■ Short task
In how many lines of the data does the word "частію" appear? Give the number by itself.

[Items from a dataset]
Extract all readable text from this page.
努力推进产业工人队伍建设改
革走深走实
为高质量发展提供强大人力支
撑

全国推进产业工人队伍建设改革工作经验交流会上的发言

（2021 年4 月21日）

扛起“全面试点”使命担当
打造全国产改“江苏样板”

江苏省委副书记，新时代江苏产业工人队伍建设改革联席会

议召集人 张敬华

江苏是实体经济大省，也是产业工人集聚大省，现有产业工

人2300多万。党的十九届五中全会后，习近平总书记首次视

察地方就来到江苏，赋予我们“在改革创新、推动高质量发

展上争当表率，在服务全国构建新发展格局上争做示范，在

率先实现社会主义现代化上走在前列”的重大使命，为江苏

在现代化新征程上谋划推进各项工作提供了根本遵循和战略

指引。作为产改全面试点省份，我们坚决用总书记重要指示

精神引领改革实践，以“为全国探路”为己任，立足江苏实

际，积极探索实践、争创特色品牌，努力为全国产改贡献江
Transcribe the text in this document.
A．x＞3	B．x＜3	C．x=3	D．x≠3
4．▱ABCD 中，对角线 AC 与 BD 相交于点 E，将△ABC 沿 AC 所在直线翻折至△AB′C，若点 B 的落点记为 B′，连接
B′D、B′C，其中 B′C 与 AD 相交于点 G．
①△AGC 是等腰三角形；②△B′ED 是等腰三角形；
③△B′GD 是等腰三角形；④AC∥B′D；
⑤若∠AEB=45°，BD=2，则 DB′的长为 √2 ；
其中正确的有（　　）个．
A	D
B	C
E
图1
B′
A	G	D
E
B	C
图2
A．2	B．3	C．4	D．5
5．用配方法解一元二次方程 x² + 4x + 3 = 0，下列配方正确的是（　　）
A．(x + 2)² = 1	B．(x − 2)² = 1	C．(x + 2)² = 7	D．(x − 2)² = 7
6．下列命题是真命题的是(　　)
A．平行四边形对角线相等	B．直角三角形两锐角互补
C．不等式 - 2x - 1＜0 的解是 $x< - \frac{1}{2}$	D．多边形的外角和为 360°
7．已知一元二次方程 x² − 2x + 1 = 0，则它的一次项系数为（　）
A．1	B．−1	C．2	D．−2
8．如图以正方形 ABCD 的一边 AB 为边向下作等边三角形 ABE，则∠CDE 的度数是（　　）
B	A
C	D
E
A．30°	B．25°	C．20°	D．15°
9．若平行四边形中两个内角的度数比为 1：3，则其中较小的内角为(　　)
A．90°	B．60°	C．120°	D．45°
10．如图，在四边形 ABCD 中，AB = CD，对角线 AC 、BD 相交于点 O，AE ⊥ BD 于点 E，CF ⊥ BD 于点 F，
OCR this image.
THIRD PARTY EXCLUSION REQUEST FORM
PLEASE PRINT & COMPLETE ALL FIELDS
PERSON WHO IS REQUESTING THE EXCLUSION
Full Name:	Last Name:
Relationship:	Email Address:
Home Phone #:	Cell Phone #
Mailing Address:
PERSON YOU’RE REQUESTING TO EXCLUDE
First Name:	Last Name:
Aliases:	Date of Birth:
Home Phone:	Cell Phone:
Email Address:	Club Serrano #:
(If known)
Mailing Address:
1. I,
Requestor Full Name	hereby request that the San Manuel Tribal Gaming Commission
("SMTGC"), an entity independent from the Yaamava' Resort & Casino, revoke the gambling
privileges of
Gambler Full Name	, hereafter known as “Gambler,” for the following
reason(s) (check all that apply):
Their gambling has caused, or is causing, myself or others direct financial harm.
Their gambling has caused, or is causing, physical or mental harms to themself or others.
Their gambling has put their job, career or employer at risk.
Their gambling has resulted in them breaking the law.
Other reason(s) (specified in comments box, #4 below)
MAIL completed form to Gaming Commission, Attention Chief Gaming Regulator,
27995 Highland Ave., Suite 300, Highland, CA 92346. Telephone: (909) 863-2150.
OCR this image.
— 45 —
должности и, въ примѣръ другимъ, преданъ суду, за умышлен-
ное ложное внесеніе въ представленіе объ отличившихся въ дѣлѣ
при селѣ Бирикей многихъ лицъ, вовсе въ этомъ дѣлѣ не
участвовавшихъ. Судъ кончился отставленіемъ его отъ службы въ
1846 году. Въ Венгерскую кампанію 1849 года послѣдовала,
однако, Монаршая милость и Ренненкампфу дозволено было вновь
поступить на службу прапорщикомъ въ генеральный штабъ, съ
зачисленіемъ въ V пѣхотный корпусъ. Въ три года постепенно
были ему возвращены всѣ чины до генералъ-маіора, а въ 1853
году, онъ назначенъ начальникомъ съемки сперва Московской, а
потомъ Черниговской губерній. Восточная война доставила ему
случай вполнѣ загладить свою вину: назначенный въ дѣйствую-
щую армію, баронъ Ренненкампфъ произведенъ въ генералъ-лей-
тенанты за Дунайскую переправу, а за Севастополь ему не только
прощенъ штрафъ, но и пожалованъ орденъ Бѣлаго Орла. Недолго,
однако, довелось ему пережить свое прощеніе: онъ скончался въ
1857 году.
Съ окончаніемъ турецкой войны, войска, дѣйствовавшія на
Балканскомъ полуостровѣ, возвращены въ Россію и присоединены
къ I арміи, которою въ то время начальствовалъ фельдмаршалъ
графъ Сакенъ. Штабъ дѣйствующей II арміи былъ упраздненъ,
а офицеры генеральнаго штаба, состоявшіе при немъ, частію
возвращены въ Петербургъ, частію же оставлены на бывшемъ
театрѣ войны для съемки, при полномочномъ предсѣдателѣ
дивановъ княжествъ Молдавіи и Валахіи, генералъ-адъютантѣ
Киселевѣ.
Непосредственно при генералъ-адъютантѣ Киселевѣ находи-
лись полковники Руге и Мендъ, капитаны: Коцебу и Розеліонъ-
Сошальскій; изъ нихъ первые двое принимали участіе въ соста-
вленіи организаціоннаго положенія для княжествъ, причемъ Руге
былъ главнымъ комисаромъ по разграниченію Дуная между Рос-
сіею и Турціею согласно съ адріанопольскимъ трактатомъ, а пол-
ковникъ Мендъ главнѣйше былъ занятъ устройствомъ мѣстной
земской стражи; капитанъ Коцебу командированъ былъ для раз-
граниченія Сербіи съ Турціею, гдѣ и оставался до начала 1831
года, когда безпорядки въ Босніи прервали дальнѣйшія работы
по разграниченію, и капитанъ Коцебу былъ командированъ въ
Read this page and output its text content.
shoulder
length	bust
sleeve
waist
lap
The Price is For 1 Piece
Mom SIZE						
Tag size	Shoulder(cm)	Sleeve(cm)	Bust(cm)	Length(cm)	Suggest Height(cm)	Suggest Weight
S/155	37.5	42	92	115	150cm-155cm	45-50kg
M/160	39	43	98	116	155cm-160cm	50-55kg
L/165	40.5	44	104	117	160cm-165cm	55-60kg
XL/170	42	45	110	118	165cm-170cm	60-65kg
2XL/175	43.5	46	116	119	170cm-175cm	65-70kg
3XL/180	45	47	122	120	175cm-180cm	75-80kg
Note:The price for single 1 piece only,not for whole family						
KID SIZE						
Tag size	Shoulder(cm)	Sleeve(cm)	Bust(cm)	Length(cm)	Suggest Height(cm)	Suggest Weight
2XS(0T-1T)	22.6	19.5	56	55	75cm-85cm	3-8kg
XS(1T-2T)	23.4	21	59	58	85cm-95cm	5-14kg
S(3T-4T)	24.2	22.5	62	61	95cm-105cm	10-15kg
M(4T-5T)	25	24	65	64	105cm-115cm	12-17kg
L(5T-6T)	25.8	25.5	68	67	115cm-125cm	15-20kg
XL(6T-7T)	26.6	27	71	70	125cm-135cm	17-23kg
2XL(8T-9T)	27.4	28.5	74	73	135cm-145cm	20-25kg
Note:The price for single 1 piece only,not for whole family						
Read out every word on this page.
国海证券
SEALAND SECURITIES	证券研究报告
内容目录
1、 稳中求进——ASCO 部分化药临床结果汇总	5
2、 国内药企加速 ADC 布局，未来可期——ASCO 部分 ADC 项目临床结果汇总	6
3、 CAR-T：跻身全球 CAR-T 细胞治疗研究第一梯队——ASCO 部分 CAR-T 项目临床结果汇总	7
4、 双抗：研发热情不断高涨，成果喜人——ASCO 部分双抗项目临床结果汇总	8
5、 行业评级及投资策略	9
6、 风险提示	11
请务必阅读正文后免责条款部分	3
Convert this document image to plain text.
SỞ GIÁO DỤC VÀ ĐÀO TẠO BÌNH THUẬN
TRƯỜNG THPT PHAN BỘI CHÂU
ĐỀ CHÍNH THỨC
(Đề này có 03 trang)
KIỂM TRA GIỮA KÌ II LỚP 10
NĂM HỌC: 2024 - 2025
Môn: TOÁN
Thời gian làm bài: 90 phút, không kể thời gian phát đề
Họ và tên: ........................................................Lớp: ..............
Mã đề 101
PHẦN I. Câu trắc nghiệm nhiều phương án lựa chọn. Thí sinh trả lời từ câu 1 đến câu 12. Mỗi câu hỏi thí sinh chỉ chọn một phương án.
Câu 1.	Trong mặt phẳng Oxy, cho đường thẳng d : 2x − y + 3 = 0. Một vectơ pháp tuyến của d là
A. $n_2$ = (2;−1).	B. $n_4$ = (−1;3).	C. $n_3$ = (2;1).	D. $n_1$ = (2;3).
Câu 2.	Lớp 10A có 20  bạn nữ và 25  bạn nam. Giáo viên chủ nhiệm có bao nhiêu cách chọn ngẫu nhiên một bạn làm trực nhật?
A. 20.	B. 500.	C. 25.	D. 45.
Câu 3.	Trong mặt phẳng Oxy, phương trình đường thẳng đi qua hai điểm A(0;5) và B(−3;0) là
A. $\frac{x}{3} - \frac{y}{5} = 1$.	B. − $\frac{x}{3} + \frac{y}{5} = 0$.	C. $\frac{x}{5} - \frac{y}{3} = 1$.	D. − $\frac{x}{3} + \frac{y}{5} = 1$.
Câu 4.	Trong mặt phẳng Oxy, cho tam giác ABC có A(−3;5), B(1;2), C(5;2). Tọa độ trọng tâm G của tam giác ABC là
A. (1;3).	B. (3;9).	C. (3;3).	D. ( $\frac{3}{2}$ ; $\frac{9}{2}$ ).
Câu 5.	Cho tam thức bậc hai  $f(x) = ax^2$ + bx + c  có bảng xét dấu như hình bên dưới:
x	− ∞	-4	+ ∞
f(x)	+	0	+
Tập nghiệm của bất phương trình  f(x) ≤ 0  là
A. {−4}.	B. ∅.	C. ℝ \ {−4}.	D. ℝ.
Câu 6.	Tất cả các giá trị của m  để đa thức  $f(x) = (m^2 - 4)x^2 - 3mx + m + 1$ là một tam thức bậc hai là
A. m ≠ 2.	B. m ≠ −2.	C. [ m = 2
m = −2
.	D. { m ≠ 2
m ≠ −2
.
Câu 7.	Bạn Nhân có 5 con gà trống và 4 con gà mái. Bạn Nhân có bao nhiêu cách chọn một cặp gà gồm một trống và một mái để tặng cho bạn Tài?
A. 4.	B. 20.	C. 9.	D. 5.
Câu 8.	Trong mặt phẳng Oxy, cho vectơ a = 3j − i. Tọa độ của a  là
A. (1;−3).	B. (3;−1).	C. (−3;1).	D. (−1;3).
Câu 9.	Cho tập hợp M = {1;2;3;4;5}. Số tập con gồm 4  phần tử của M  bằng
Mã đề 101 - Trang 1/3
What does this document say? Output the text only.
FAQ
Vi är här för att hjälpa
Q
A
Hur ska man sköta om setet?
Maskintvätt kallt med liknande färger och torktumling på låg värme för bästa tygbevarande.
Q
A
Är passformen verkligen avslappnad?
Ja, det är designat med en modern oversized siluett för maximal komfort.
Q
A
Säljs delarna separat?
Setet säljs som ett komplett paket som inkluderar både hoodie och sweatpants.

■ Result of the task
2